*** Stored data ***

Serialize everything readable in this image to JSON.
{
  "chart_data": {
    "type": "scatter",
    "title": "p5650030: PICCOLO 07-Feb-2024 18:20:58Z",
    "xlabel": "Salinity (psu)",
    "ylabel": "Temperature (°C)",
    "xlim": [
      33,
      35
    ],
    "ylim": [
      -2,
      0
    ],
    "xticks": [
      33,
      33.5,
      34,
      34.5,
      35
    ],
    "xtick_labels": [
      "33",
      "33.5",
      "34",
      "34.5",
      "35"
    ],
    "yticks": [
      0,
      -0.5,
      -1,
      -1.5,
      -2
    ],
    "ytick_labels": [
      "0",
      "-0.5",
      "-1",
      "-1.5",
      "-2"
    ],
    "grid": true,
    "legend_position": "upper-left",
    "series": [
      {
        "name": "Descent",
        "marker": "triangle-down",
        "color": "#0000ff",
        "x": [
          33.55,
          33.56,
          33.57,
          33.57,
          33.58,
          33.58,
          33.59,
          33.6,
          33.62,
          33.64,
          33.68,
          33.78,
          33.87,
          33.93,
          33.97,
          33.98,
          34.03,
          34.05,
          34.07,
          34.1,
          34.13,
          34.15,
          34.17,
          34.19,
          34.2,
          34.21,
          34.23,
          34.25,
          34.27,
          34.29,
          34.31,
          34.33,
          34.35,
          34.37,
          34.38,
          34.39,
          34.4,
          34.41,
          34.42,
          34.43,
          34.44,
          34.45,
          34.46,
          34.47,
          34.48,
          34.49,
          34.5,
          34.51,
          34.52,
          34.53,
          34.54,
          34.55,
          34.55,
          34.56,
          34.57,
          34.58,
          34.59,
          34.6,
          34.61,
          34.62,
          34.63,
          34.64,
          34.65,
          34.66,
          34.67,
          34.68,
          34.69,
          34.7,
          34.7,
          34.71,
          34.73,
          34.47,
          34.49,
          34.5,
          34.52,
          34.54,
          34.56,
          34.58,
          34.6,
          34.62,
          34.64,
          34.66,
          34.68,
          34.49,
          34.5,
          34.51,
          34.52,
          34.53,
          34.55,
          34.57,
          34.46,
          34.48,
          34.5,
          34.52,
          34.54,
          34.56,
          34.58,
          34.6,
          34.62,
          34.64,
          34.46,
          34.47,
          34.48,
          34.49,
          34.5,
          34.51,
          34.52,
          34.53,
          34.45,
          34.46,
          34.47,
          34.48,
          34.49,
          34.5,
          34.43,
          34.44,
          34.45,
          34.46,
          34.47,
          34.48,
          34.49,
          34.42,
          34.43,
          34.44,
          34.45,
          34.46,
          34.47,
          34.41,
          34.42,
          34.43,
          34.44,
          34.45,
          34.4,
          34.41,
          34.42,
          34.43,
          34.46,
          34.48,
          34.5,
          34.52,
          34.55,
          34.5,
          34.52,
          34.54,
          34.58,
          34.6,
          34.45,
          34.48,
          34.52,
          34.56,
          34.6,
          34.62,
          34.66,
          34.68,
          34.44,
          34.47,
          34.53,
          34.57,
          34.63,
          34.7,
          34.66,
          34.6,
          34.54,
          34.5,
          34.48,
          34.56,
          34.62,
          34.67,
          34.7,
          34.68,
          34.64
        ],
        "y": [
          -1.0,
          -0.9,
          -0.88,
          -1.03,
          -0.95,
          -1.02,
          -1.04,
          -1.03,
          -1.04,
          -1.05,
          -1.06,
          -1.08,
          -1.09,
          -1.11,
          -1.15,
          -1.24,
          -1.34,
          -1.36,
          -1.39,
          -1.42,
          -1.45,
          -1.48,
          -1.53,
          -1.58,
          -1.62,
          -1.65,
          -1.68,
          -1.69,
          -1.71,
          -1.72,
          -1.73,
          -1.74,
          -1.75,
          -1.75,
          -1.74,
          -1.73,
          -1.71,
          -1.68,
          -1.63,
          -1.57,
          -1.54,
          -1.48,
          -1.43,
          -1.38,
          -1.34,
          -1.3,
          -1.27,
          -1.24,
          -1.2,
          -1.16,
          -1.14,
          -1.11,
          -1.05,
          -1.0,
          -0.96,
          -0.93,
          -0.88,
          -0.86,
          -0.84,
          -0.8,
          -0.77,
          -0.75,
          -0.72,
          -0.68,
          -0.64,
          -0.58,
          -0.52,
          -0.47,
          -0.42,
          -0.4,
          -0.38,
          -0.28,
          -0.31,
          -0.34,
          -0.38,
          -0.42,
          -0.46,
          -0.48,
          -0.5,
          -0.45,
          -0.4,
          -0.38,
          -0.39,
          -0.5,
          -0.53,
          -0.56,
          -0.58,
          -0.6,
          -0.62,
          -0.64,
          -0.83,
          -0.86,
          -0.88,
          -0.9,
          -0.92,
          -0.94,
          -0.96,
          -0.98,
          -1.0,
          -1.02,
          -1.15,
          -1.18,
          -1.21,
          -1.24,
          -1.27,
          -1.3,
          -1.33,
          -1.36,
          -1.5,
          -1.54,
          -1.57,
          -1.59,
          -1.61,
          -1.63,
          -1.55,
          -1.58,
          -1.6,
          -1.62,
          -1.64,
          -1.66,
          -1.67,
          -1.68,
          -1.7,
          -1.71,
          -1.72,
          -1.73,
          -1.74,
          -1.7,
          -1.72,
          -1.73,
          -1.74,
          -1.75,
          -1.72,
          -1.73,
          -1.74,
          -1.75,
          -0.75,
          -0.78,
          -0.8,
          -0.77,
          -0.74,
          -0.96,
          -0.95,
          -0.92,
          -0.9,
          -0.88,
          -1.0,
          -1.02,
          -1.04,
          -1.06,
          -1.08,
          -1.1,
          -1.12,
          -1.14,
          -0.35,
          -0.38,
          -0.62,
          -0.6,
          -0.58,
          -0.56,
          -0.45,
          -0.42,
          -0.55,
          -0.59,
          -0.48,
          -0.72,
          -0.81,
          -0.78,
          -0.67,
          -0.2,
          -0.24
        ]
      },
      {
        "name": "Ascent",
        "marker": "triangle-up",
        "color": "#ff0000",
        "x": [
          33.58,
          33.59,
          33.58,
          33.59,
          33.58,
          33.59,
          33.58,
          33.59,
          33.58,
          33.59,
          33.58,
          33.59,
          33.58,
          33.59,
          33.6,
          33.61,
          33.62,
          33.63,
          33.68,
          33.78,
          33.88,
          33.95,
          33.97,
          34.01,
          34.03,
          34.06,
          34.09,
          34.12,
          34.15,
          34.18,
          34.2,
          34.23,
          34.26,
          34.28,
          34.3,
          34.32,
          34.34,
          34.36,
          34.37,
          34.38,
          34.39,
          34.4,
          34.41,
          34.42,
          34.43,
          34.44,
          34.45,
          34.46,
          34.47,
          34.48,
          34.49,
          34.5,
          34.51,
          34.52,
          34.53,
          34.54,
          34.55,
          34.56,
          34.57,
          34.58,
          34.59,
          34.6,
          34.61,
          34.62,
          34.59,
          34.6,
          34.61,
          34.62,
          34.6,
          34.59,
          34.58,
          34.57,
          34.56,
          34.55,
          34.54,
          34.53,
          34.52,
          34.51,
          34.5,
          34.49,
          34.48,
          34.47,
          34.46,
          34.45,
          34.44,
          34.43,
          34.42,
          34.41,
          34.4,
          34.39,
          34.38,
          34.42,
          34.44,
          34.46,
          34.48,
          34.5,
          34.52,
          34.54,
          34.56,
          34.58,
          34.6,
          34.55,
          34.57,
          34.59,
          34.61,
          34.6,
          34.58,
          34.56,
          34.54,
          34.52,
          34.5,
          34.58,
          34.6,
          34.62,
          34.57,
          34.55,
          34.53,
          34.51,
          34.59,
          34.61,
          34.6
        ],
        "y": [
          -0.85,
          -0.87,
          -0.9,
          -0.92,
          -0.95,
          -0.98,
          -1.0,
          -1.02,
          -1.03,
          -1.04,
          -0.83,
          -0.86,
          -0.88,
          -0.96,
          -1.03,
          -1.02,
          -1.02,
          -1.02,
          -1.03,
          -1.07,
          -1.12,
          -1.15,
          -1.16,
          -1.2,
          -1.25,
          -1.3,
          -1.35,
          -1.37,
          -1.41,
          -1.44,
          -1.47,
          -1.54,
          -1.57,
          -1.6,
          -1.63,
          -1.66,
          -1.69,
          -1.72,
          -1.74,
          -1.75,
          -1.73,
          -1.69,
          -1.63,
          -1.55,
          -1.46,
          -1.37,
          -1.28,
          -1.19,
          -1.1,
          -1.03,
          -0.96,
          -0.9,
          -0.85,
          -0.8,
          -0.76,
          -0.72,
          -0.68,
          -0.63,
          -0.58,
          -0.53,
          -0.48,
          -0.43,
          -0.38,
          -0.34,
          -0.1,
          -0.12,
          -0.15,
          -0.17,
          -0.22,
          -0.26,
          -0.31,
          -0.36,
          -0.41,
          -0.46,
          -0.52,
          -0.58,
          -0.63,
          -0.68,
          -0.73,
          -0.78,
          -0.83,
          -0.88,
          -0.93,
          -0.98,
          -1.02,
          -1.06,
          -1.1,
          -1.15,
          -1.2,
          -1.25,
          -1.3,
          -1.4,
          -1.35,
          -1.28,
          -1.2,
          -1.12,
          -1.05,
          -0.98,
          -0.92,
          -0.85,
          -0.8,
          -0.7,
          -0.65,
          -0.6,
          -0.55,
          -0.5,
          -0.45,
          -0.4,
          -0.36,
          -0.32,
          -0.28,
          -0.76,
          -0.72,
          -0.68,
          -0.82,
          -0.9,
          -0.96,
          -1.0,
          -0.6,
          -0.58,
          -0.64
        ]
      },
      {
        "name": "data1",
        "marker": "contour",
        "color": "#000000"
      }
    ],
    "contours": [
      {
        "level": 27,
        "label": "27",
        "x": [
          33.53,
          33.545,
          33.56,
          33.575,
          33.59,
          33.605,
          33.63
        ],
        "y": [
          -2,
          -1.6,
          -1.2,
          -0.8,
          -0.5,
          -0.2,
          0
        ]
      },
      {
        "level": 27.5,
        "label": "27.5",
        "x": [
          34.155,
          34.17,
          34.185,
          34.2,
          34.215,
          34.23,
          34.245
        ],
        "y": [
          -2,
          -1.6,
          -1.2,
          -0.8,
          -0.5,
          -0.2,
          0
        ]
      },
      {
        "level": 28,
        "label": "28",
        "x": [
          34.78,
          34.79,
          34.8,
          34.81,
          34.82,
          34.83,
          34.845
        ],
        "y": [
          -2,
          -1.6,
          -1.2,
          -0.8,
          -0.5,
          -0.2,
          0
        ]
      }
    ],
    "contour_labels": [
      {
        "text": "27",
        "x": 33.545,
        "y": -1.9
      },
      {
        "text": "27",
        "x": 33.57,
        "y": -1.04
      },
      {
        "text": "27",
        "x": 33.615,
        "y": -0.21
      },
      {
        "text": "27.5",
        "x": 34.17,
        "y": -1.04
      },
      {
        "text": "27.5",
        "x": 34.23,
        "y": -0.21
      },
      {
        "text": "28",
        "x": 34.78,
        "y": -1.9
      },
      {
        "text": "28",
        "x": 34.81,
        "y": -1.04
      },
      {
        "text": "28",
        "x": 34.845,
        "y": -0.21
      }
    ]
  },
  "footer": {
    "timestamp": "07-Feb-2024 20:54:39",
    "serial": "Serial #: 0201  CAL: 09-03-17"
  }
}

***

**Given exercise:**
Examine the records and report how many lines contain the string "triangle". Only the number should be given.

**Answer:**
2